→ EXERCISE REQUIREMENTS:
Pictures stay out; everything else in the records below is copied exactly.
-- start SUPPLIED RECORDS --
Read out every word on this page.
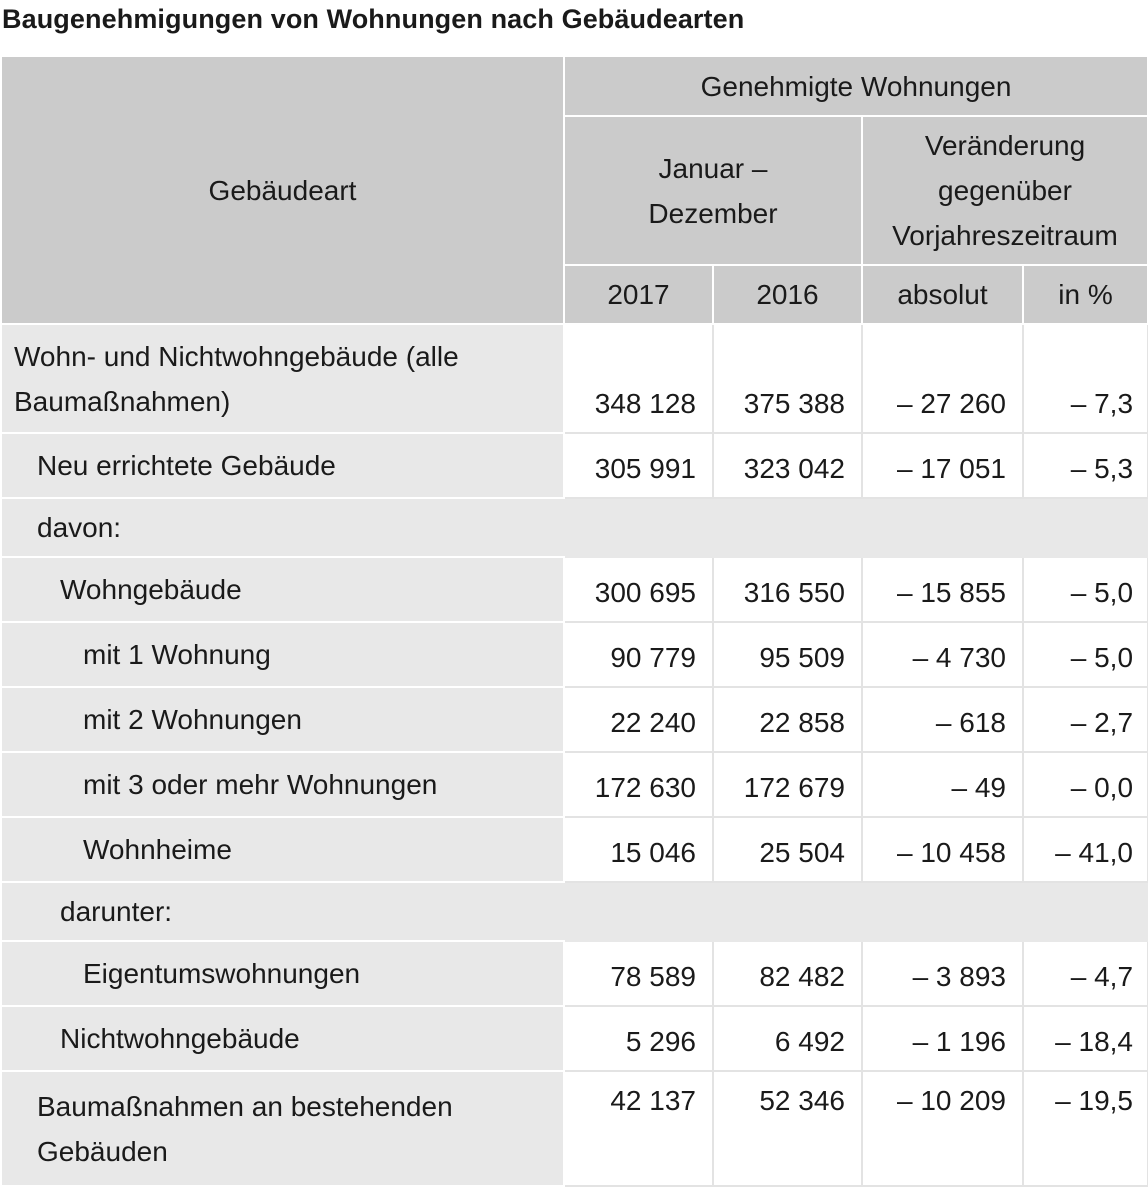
Baugenehmigungen von Wohnungen nach Gebäudearten
Gebäudeart	Genehmigte Wohnungen			

	Januar – Dezember		Veränderung gegenüber Vorjahreszeitraum	

	2017	2016	absolut	in %
Wohn- und Nichtwohngebäude (alle Baumaßnahmen)	348 128	375 388	– 27 260	– 7,3
Neu errichtete Gebäude	305 991	323 042	– 17 051	– 5,3
davon:				
Wohngebäude	300 695	316 550	– 15 855	– 5,0
mit 1 Wohnung	90 779	95 509	– 4 730	– 5,0
mit 2 Wohnungen	22 240	22 858	– 618	– 2,7
mit 3 oder mehr Wohnungen	172 630	172 679	– 49	– 0,0
Wohnheime	15 046	25 504	– 10 458	– 41,0
darunter:				
Eigentumswohnungen	78 589	82 482	– 3 893	– 4,7
Nichtwohngebäude	5 296	6 492	– 1 196	– 18,4
Baumaßnahmen an bestehenden Gebäuden	42 137	52 346	– 10 209	– 19,5
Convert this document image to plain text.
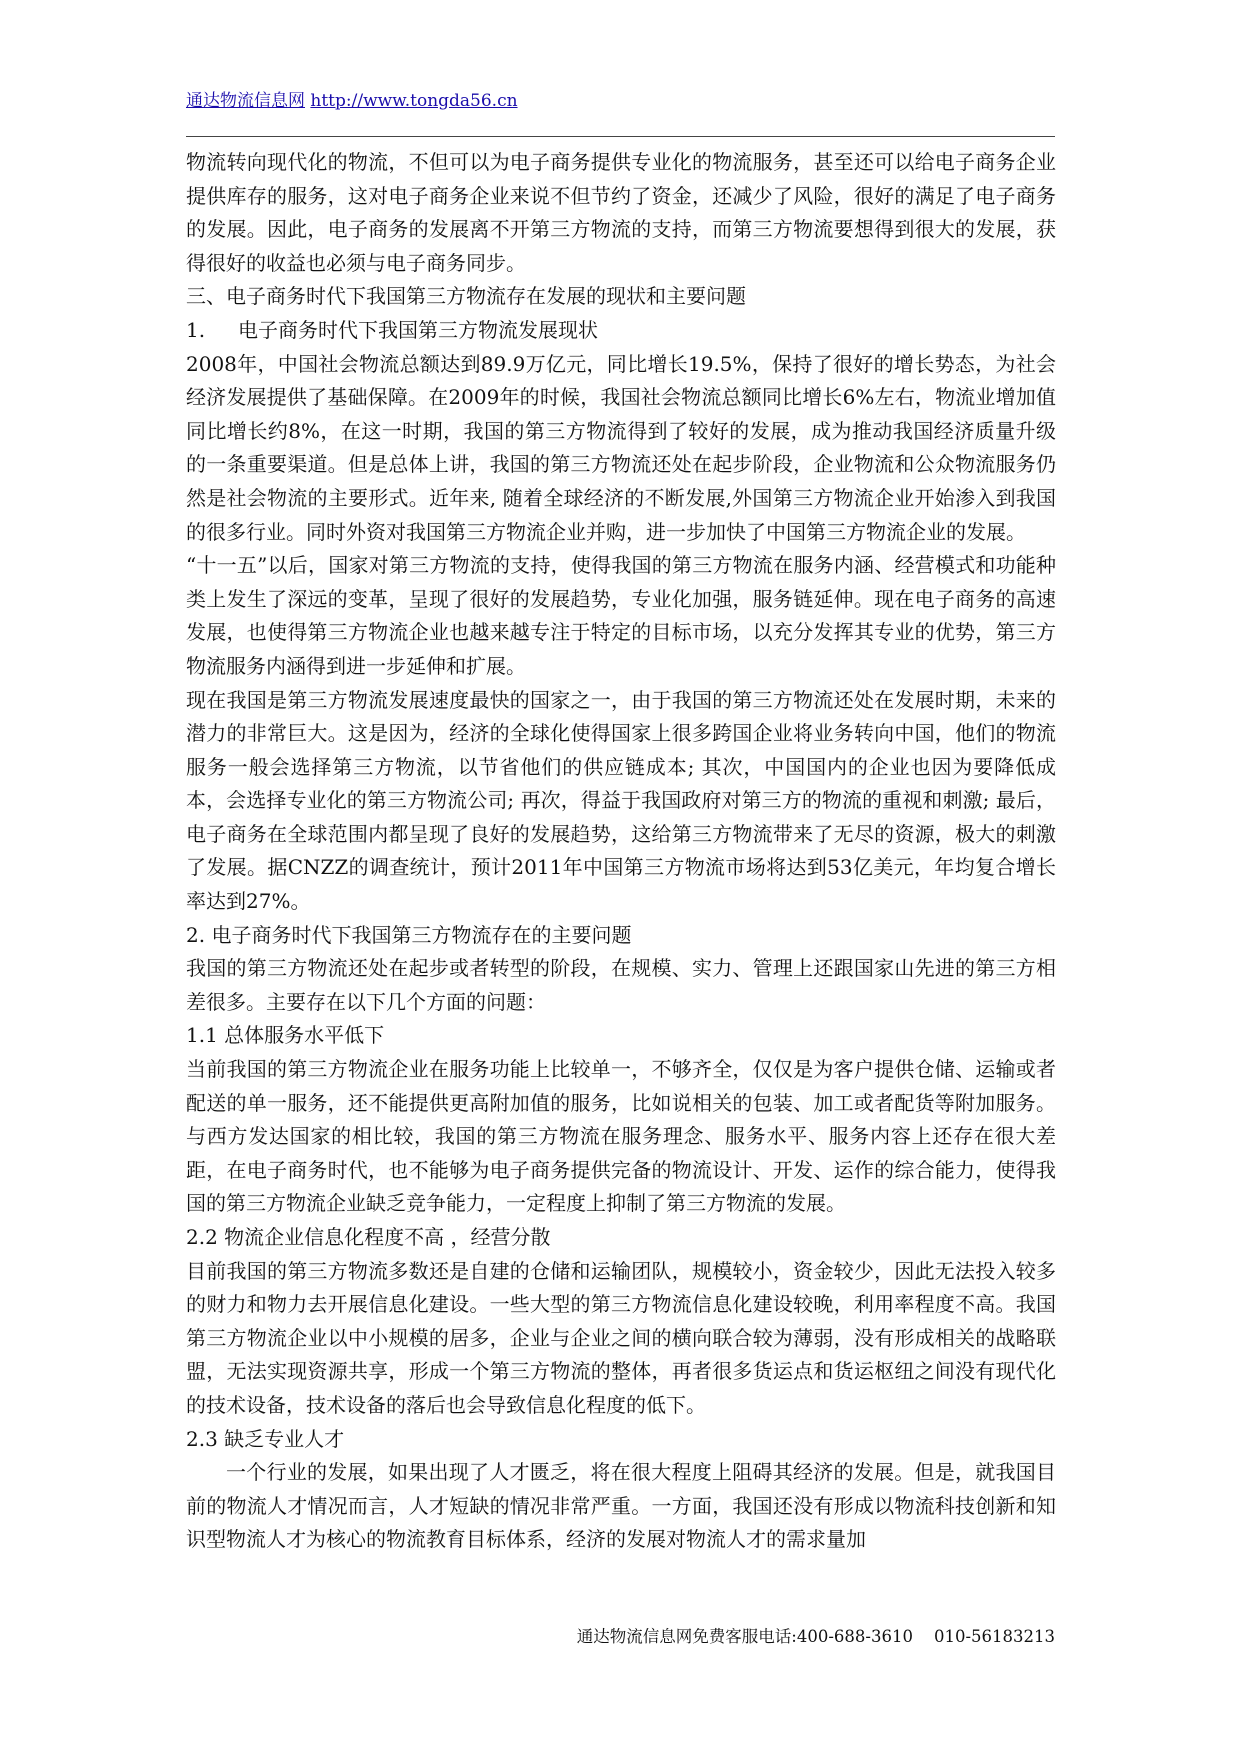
通达物流信息网 http://www.tongda56.cn

物流转向现代化的物流，不但可以为电子商务提供专业化的物流服务，甚至还可以给电子商务企业提供库存的服务，这对电子商务企业来说不但节约了资金，还减少了风险，很好的满足了电子商务的发展。因此，电子商务的发展离不开第三方物流的支持，而第三方物流要想得到很大的发展，获得很好的收益也必须与电子商务同步。

三、电子商务时代下我国第三方物流存在发展的现状和主要问题

1. 电子商务时代下我国第三方物流发展现状

2008年，中国社会物流总额达到89.9万亿元，同比增长19.5%，保持了很好的增长势态，为社会经济发展提供了基础保障。在2009年的时候，我国社会物流总额同比增长6%左右，物流业增加值同比增长约8%，在这一时期，我国的第三方物流得到了较好的发展，成为推动我国经济质量升级的一条重要渠道。但是总体上讲，我国的第三方物流还处在起步阶段，企业物流和公众物流服务仍然是社会物流的主要形式。近年来, 随着全球经济的不断发展,外国第三方物流企业开始渗入到我国的很多行业。同时外资对我国第三方物流企业并购，进一步加快了中国第三方物流企业的发展。

“十一五”以后，国家对第三方物流的支持，使得我国的第三方物流在服务内涵、经营模式和功能种类上发生了深远的变革，呈现了很好的发展趋势，专业化加强，服务链延伸。现在电子商务的高速发展，也使得第三方物流企业也越来越专注于特定的目标市场，以充分发挥其专业的优势，第三方物流服务内涵得到进一步延伸和扩展。

现在我国是第三方物流发展速度最快的国家之一，由于我国的第三方物流还处在发展时期，未来的潜力的非常巨大。这是因为，经济的全球化使得国家上很多跨国企业将业务转向中国，他们的物流服务一般会选择第三方物流，以节省他们的供应链成本; 其次，中国国内的企业也因为要降低成本，会选择专业化的第三方物流公司; 再次，得益于我国政府对第三方的物流的重视和刺激; 最后，电子商务在全球范围内都呈现了良好的发展趋势，这给第三方物流带来了无尽的资源，极大的刺激了发展。据CNZZ的调查统计，预计2011年中国第三方物流市场将达到53亿美元，年均复合增长率达到27%。

2. 电子商务时代下我国第三方物流存在的主要问题

我国的第三方物流还处在起步或者转型的阶段，在规模、实力、管理上还跟国家山先进的第三方相差很多。主要存在以下几个方面的问题：

1.1 总体服务水平低下

当前我国的第三方物流企业在服务功能上比较单一，不够齐全，仅仅是为客户提供仓储、运输或者配送的单一服务，还不能提供更高附加值的服务，比如说相关的包装、加工或者配货等附加服务。与西方发达国家的相比较，我国的第三方物流在服务理念、服务水平、服务内容上还存在很大差距，在电子商务时代，也不能够为电子商务提供完备的物流设计、开发、运作的综合能力，使得我国的第三方物流企业缺乏竞争能力，一定程度上抑制了第三方物流的发展。

2.2 物流企业信息化程度不高 ，经营分散

目前我国的第三方物流多数还是自建的仓储和运输团队，规模较小，资金较少，因此无法投入较多的财力和物力去开展信息化建设。一些大型的第三方物流信息化建设较晚，利用率程度不高。我国第三方物流企业以中小规模的居多，企业与企业之间的横向联合较为薄弱，没有形成相关的战略联盟，无法实现资源共享，形成一个第三方物流的整体，再者很多货运点和货运枢纽之间没有现代化的技术设备，技术设备的落后也会导致信息化程度的低下。

2.3 缺乏专业人才

一个行业的发展，如果出现了人才匮乏，将在很大程度上阻碍其经济的发展。但是，就我国目前的物流人才情况而言，人才短缺的情况非常严重。一方面，我国还没有形成以物流科技创新和知识型物流人才为核心的物流教育目标体系，经济的发展对物流人才的需求量加

通达物流信息网免费客服电话:400-688-3610    010-56183213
-- end SUPPLIED RECORDS --
→ RESPONSE TO THIS EXERCISE:
Read out every word on this page.
Baugenehmigungen von Wohnungen nach Gebäudearten
Gebäudeart	Genehmigte Wohnungen			

	Januar – Dezember		Veränderung gegenüber Vorjahreszeitraum	

	2017	2016	absolut	in %
Wohn- und Nichtwohngebäude (alle Baumaßnahmen)	348 128	375 388	– 27 260	– 7,3
Neu errichtete Gebäude	305 991	323 042	– 17 051	– 5,3
davon:				
Wohngebäude	300 695	316 550	– 15 855	– 5,0
mit 1 Wohnung	90 779	95 509	– 4 730	– 5,0
mit 2 Wohnungen	22 240	22 858	– 618	– 2,7
mit 3 oder mehr Wohnungen	172 630	172 679	– 49	– 0,0
Wohnheime	15 046	25 504	– 10 458	– 41,0
darunter:				
Eigentumswohnungen	78 589	82 482	– 3 893	– 4,7
Nichtwohngebäude	5 296	6 492	– 1 196	– 18,4
Baumaßnahmen an bestehenden Gebäuden	42 137	52 346	– 10 209	– 19,5
Convert this document image to plain text.
通达物流信息网 http://www.tongda56.cn

物流转向现代化的物流，不但可以为电子商务提供专业化的物流服务，甚至还可以给电子商务企业提供库存的服务，这对电子商务企业来说不但节约了资金，还减少了风险，很好的满足了电子商务的发展。因此，电子商务的发展离不开第三方物流的支持，而第三方物流要想得到很大的发展，获得很好的收益也必须与电子商务同步。

三、电子商务时代下我国第三方物流存在发展的现状和主要问题

1. 电子商务时代下我国第三方物流发展现状

2008年，中国社会物流总额达到89.9万亿元，同比增长19.5%，保持了很好的增长势态，为社会经济发展提供了基础保障。在2009年的时候，我国社会物流总额同比增长6%左右，物流业增加值同比增长约8%，在这一时期，我国的第三方物流得到了较好的发展，成为推动我国经济质量升级的一条重要渠道。但是总体上讲，我国的第三方物流还处在起步阶段，企业物流和公众物流服务仍然是社会物流的主要形式。近年来, 随着全球经济的不断发展,外国第三方物流企业开始渗入到我国的很多行业。同时外资对我国第三方物流企业并购，进一步加快了中国第三方物流企业的发展。

“十一五”以后，国家对第三方物流的支持，使得我国的第三方物流在服务内涵、经营模式和功能种类上发生了深远的变革，呈现了很好的发展趋势，专业化加强，服务链延伸。现在电子商务的高速发展，也使得第三方物流企业也越来越专注于特定的目标市场，以充分发挥其专业的优势，第三方物流服务内涵得到进一步延伸和扩展。

现在我国是第三方物流发展速度最快的国家之一，由于我国的第三方物流还处在发展时期，未来的潜力的非常巨大。这是因为，经济的全球化使得国家上很多跨国企业将业务转向中国，他们的物流服务一般会选择第三方物流，以节省他们的供应链成本; 其次，中国国内的企业也因为要降低成本，会选择专业化的第三方物流公司; 再次，得益于我国政府对第三方的物流的重视和刺激; 最后，电子商务在全球范围内都呈现了良好的发展趋势，这给第三方物流带来了无尽的资源，极大的刺激了发展。据CNZZ的调查统计，预计2011年中国第三方物流市场将达到53亿美元，年均复合增长率达到27%。

2. 电子商务时代下我国第三方物流存在的主要问题

我国的第三方物流还处在起步或者转型的阶段，在规模、实力、管理上还跟国家山先进的第三方相差很多。主要存在以下几个方面的问题：

1.1 总体服务水平低下

当前我国的第三方物流企业在服务功能上比较单一，不够齐全，仅仅是为客户提供仓储、运输或者配送的单一服务，还不能提供更高附加值的服务，比如说相关的包装、加工或者配货等附加服务。与西方发达国家的相比较，我国的第三方物流在服务理念、服务水平、服务内容上还存在很大差距，在电子商务时代，也不能够为电子商务提供完备的物流设计、开发、运作的综合能力，使得我国的第三方物流企业缺乏竞争能力，一定程度上抑制了第三方物流的发展。

2.2 物流企业信息化程度不高 ，经营分散

目前我国的第三方物流多数还是自建的仓储和运输团队，规模较小，资金较少，因此无法投入较多的财力和物力去开展信息化建设。一些大型的第三方物流信息化建设较晚，利用率程度不高。我国第三方物流企业以中小规模的居多，企业与企业之间的横向联合较为薄弱，没有形成相关的战略联盟，无法实现资源共享，形成一个第三方物流的整体，再者很多货运点和货运枢纽之间没有现代化的技术设备，技术设备的落后也会导致信息化程度的低下。

2.3 缺乏专业人才

一个行业的发展，如果出现了人才匮乏，将在很大程度上阻碍其经济的发展。但是，就我国目前的物流人才情况而言，人才短缺的情况非常严重。一方面，我国还没有形成以物流科技创新和知识型物流人才为核心的物流教育目标体系，经济的发展对物流人才的需求量加

通达物流信息网免费客服电话:400-688-3610    010-56183213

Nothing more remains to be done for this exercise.